▶ [Task A] In the piece about the Munich choral competition, why does the writer count this event among the best parts of the job?

▶ [Selected passage]
[start]
Police vans, buses, and ambulances are lined up for a whole block outside Munich's main train station these days. Bavaria braces itself each week as about 10,000 new refugees arrive from Syria and elsewhere. This southern state in Germany tries to welcome them — sorting and sending in a very orderly German way, and extending a caring hand.
Bavaria also extended that hand to eight choirs this weekend from around the Continent, and one from the States. They were all here to do their best in the Let the Peoples Sing choral competition on Sunday, Oct. 11. Bavarian Radio broadcast and streamed it live, and millions tuned in across Europe.
This is one of the best parts of my job as Managing Director of Classical Programming at MPR/APM. We're members of a European organization that sponsors this bi-annual contest for amateur choirs from around the globe. The performances are always at a high level, and I get to be on the jury. Deciding who's the best among the nine final choirs is the ultimate geek-fest for any choir nerd.
While most of the choirs come from Europe, this year the fantastic Young People's Chorus of New York City represented the USA. (Full disclosure, I nominated them to compete.)
[end]
Rows from a dataset:
[start]
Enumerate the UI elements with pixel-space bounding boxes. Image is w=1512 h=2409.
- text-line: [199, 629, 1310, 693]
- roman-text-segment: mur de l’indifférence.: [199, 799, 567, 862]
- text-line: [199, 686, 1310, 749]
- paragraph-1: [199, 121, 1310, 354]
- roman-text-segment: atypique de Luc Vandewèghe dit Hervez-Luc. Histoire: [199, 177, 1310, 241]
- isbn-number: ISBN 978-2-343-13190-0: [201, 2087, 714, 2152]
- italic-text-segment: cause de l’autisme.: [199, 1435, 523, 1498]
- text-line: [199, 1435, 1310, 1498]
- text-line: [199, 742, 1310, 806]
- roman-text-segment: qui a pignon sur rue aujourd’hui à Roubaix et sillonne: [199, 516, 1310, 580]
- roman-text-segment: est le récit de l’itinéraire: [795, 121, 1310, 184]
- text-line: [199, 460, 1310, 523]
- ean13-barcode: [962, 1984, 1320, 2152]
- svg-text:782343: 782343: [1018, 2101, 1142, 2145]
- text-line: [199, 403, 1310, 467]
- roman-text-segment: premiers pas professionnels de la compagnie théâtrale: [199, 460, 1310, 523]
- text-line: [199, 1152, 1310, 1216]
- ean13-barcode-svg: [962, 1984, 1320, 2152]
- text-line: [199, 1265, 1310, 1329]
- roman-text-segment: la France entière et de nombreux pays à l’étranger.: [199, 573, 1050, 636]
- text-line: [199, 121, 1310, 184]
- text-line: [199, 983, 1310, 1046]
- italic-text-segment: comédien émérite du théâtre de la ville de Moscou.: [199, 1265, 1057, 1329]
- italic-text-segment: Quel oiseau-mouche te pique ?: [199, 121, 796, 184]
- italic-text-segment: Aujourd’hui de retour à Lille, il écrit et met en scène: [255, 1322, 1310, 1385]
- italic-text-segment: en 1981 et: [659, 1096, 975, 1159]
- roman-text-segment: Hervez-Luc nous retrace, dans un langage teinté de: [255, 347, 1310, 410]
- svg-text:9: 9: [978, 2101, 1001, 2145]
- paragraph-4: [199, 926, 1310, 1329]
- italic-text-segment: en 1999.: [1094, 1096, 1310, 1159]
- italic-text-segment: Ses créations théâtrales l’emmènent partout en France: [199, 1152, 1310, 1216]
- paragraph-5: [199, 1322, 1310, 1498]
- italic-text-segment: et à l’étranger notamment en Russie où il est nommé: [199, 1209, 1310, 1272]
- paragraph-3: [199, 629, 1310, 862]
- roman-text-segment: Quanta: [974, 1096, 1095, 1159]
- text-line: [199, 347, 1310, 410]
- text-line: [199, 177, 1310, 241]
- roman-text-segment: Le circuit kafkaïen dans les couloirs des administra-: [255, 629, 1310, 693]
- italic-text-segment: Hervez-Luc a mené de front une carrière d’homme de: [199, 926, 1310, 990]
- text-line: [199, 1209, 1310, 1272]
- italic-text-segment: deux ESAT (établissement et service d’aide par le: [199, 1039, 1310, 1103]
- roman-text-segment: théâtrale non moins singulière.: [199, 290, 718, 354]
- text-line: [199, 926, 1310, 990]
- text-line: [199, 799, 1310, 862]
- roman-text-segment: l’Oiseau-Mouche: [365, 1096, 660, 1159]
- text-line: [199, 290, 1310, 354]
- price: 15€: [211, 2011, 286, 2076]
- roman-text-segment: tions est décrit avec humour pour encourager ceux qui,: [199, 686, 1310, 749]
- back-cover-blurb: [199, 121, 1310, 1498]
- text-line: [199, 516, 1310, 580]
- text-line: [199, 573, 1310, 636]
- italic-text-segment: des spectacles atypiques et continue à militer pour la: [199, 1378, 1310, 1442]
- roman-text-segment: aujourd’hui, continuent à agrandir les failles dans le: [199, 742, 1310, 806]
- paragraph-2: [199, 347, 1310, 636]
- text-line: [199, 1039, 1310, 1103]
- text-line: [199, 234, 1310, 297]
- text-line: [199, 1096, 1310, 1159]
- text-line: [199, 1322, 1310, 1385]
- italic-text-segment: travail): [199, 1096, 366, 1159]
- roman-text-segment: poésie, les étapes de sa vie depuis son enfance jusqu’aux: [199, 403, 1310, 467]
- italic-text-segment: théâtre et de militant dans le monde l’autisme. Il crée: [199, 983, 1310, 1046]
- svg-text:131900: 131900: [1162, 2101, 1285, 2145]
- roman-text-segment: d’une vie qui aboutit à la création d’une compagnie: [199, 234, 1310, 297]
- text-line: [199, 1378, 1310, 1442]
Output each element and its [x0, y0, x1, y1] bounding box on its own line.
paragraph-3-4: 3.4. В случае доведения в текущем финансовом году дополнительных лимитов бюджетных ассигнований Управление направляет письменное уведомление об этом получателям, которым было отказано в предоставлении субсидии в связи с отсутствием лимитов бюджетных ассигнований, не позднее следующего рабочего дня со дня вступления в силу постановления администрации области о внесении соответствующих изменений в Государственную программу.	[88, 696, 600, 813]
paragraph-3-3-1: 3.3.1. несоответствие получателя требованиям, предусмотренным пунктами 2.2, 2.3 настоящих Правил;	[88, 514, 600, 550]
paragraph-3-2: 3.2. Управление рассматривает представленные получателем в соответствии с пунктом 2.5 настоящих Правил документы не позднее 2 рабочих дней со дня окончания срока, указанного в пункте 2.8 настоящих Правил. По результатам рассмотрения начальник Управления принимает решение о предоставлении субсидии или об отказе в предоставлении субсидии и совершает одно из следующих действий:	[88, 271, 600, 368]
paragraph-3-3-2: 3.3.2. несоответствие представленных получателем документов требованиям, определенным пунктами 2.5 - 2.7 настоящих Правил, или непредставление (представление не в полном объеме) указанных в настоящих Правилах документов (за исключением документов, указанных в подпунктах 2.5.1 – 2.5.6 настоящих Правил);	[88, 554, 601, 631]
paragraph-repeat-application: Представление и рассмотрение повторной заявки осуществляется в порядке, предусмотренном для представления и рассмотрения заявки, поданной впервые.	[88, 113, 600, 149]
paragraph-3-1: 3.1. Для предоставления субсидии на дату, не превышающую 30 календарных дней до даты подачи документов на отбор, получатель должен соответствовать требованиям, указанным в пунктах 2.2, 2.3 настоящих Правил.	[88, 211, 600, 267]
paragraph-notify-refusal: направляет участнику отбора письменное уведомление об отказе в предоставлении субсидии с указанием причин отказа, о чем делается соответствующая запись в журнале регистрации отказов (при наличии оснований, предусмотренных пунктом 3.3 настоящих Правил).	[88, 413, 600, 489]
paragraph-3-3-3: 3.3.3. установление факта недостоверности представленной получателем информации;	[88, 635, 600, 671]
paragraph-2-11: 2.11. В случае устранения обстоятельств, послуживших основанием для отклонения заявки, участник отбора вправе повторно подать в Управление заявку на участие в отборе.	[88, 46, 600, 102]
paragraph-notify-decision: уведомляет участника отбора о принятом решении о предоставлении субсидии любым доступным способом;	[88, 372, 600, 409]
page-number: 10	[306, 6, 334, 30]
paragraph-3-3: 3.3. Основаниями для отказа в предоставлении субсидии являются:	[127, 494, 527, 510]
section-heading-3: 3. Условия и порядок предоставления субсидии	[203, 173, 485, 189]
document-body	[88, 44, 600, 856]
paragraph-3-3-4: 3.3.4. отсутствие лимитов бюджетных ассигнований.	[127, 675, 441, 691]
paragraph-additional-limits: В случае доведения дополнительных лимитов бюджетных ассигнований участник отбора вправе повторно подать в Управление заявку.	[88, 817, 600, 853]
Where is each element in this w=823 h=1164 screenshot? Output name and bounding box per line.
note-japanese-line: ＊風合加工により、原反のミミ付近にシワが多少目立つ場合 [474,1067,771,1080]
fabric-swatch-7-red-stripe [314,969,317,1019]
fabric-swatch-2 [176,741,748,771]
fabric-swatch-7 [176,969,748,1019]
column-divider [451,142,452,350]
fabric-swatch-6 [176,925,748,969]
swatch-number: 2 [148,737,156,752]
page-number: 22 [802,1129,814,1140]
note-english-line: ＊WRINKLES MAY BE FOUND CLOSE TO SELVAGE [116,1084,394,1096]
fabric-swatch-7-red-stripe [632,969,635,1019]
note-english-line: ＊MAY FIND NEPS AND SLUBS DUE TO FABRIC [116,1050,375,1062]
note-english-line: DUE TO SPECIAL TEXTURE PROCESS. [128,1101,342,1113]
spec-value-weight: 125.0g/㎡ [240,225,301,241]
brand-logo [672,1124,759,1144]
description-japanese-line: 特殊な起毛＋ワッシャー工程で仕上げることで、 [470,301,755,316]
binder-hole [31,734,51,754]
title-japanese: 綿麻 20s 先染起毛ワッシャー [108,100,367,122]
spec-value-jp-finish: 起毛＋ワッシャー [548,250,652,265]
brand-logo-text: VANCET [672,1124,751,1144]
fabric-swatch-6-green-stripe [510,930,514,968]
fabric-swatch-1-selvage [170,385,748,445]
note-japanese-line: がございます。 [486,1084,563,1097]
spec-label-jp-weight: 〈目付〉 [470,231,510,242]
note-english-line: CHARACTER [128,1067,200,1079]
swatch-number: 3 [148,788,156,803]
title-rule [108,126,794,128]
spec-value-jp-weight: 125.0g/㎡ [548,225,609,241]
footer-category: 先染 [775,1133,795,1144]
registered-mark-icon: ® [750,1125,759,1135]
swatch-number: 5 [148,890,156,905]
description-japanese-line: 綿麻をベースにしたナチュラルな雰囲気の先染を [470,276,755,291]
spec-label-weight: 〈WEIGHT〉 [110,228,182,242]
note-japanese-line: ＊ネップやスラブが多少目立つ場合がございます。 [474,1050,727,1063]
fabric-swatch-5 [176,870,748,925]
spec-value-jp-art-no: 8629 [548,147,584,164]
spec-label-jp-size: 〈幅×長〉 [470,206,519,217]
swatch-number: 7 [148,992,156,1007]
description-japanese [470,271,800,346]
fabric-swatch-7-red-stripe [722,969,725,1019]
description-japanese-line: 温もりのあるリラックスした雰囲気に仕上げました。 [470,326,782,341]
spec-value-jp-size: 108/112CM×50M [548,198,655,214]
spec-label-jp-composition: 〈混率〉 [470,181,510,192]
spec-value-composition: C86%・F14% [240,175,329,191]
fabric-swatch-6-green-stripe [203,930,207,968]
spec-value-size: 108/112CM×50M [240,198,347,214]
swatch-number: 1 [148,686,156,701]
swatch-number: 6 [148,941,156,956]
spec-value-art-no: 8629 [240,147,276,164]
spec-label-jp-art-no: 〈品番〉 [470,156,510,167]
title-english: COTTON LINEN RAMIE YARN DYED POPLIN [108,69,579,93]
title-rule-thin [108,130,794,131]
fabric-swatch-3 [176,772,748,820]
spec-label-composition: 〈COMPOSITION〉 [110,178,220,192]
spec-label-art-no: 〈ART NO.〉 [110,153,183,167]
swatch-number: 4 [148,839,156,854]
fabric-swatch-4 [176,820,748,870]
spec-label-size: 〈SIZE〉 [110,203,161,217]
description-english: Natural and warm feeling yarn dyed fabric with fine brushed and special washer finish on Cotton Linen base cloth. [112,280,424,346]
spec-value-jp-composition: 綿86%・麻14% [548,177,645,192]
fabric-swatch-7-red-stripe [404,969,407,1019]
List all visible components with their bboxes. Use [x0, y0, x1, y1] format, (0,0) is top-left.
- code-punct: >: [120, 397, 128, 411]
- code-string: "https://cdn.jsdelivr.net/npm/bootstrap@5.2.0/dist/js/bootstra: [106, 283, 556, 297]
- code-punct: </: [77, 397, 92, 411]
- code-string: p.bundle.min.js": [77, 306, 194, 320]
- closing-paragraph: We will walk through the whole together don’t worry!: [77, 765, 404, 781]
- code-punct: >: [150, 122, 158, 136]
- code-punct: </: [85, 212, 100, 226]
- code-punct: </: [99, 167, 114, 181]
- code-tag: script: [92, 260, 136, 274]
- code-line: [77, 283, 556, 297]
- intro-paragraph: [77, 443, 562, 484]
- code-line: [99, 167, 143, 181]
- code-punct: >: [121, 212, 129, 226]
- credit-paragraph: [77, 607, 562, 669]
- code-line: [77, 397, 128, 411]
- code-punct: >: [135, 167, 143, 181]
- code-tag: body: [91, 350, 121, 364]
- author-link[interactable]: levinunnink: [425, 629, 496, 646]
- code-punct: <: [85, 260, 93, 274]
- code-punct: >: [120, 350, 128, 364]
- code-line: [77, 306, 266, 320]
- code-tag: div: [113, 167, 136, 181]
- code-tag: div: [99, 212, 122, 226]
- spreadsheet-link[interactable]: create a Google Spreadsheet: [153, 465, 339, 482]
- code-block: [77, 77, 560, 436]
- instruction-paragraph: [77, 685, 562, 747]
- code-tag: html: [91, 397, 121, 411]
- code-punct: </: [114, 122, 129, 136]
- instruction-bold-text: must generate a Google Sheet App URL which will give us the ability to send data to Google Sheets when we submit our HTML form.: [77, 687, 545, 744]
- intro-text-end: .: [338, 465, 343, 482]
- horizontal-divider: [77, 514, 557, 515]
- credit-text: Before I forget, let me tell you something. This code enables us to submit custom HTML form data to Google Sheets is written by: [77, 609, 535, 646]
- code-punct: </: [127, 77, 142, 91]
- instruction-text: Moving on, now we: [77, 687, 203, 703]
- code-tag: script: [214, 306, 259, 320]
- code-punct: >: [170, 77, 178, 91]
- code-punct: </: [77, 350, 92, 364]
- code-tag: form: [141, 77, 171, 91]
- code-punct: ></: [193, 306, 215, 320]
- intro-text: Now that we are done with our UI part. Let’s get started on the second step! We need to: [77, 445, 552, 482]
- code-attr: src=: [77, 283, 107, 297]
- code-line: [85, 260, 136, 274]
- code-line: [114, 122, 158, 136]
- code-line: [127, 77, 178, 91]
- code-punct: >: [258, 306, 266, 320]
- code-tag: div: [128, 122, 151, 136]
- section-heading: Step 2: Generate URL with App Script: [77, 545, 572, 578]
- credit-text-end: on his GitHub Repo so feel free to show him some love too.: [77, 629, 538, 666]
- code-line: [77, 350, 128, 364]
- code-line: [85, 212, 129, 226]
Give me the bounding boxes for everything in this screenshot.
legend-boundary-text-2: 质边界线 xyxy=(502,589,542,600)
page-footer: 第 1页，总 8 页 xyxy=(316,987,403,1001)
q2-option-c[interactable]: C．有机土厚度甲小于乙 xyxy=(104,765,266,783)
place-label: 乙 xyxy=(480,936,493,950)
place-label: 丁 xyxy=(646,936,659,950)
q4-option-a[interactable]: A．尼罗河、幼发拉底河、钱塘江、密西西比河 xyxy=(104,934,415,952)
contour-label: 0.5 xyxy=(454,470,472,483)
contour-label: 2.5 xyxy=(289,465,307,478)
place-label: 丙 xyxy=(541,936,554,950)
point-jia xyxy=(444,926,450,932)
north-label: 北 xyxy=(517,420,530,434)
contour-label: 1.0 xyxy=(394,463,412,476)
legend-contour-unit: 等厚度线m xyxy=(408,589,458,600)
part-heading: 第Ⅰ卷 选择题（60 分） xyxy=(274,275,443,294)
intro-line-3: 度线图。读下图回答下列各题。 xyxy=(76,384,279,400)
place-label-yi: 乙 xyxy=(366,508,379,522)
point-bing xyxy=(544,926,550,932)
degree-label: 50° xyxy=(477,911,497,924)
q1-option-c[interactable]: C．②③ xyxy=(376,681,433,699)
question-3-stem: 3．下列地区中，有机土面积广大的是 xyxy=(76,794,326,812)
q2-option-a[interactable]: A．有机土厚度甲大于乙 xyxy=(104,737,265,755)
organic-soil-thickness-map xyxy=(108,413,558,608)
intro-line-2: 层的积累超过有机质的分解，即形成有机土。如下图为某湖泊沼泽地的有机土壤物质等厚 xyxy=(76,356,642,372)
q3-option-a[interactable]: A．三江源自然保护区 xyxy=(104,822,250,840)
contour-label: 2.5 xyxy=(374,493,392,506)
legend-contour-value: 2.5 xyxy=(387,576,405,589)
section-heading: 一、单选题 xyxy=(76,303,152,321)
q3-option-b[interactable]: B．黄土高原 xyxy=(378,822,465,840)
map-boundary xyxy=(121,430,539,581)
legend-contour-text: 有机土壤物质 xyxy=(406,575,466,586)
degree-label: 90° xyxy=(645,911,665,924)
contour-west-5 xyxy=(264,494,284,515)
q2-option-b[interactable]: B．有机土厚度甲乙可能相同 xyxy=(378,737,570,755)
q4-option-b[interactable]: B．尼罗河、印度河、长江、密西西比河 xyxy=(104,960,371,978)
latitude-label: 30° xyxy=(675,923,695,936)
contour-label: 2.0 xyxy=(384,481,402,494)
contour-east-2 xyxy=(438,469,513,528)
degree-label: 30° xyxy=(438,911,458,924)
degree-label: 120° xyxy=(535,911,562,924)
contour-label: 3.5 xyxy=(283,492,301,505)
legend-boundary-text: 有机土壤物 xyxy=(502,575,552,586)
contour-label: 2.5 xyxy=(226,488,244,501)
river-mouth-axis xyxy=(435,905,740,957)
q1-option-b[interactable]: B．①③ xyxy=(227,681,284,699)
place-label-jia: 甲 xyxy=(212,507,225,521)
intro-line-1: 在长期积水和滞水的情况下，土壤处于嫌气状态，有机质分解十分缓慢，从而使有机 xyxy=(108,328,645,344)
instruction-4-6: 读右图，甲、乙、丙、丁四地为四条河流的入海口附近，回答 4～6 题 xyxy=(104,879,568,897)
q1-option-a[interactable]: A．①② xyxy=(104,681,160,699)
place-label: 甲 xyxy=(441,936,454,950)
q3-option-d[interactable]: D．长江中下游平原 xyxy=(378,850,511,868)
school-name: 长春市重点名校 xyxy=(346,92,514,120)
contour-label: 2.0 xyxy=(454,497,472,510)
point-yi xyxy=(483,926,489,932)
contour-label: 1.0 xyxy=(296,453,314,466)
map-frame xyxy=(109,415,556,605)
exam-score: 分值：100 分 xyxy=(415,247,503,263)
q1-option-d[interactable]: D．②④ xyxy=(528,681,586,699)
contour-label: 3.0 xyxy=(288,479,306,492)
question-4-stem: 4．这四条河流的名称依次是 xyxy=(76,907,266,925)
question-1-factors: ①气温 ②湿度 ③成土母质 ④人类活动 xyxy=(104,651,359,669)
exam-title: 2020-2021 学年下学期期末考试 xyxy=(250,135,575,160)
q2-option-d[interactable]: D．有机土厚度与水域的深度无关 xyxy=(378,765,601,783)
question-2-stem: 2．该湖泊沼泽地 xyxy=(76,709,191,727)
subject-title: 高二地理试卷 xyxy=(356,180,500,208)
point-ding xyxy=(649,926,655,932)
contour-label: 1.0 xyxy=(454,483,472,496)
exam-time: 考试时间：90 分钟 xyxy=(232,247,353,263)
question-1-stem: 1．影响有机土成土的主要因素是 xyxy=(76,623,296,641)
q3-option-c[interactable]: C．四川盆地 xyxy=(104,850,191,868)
[end]
▶ [Task B] Output the records verbatim, starting at their first line and ending at the line that contains "- text-line: [199, 1265, 1310, 1329]", with both of those lines included.

▶ [Correct response A] The performances are always at a high level, and the writer gets to serve on the jury. Choosing the best among the nine final choirs is, in the writer's words, the ultimate geek-fest for any choir nerd.

▶ [Correct response B]
Enumerate the UI elements with pixel-space bounding boxes. Image is w=1512 h=2409.
- text-line: [199, 629, 1310, 693]
- roman-text-segment: mur de l’indifférence.: [199, 799, 567, 862]
- text-line: [199, 686, 1310, 749]
- paragraph-1: [199, 121, 1310, 354]
- roman-text-segment: atypique de Luc Vandewèghe dit Hervez-Luc. Histoire: [199, 177, 1310, 241]
- isbn-number: ISBN 978-2-343-13190-0: [201, 2087, 714, 2152]
- italic-text-segment: cause de l’autisme.: [199, 1435, 523, 1498]
- text-line: [199, 1435, 1310, 1498]
- text-line: [199, 742, 1310, 806]
- roman-text-segment: qui a pignon sur rue aujourd’hui à Roubaix et sillonne: [199, 516, 1310, 580]
- roman-text-segment: est le récit de l’itinéraire: [795, 121, 1310, 184]
- text-line: [199, 460, 1310, 523]
- ean13-barcode: [962, 1984, 1320, 2152]
- svg-text:782343: 782343: [1018, 2101, 1142, 2145]
- text-line: [199, 403, 1310, 467]
- roman-text-segment: premiers pas professionnels de la compagnie théâtrale: [199, 460, 1310, 523]
- text-line: [199, 1152, 1310, 1216]
- ean13-barcode-svg: [962, 1984, 1320, 2152]
- text-line: [199, 1265, 1310, 1329]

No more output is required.